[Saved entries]
==*==

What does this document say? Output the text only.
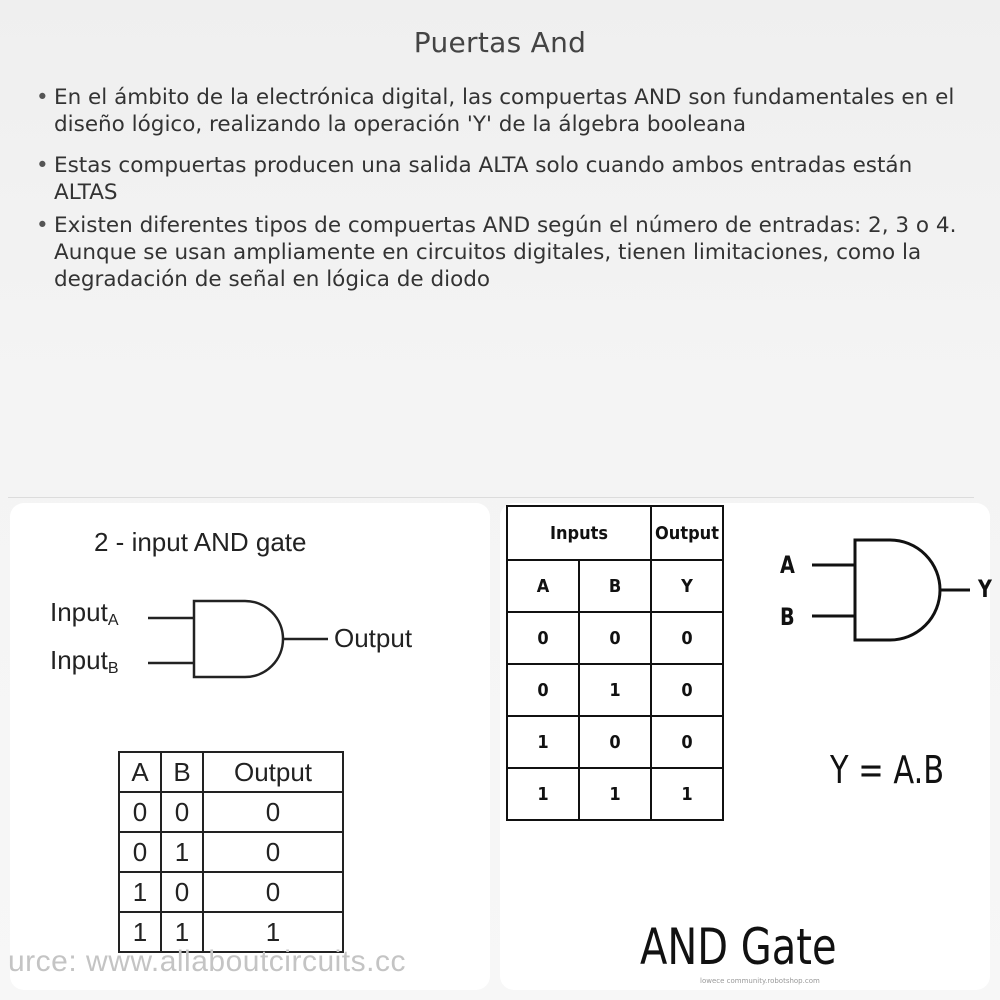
Puertas And
• En el ámbito de la electrónica digital, las compuertas AND son fundamentales en el diseño lógico, realizando la operación 'Y' de la álgebra booleana
• Estas compuertas producen una salida ALTA solo cuando ambos entradas están ALTAS
• Existen diferentes tipos de compuertas AND según el número de entradas: 2, 3 o 4. Aunque se usan ampliamente en circuitos digitales, tienen limitaciones, como la degradación de señal en lógica de diodo
2 - input AND gate
Input$_A$
Input$_B$
Output
A	B	Output
0	0	0
0	1	0
1	0	0
1	1	1
urce: www.allaboutcircuits.cc
Inputs		Output
A	B	Y
0	0	0
0	1	0
1	0	0
1	1	1
A
B
Y
Y = A.B
AND Gate
lowece community.robotshop.com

==*==

» Work to do: Reproduce the entries exactly. Do not carry over any picture.

» Final result:
What does this document say? Output the text only.
Puertas And
• En el ámbito de la electrónica digital, las compuertas AND son fundamentales en el diseño lógico, realizando la operación 'Y' de la álgebra booleana
• Estas compuertas producen una salida ALTA solo cuando ambos entradas están ALTAS
• Existen diferentes tipos de compuertas AND según el número de entradas: 2, 3 o 4. Aunque se usan ampliamente en circuitos digitales, tienen limitaciones, como la degradación de señal en lógica de diodo
2 - input AND gate
Input$_A$
Input$_B$
Output
A	B	Output
0	0	0
0	1	0
1	0	0
1	1	1
urce: www.allaboutcircuits.cc
Inputs		Output
A	B	Y
0	0	0
0	1	0
1	0	0
1	1	1
A
B
Y
Y = A.B
AND Gate
lowece community.robotshop.com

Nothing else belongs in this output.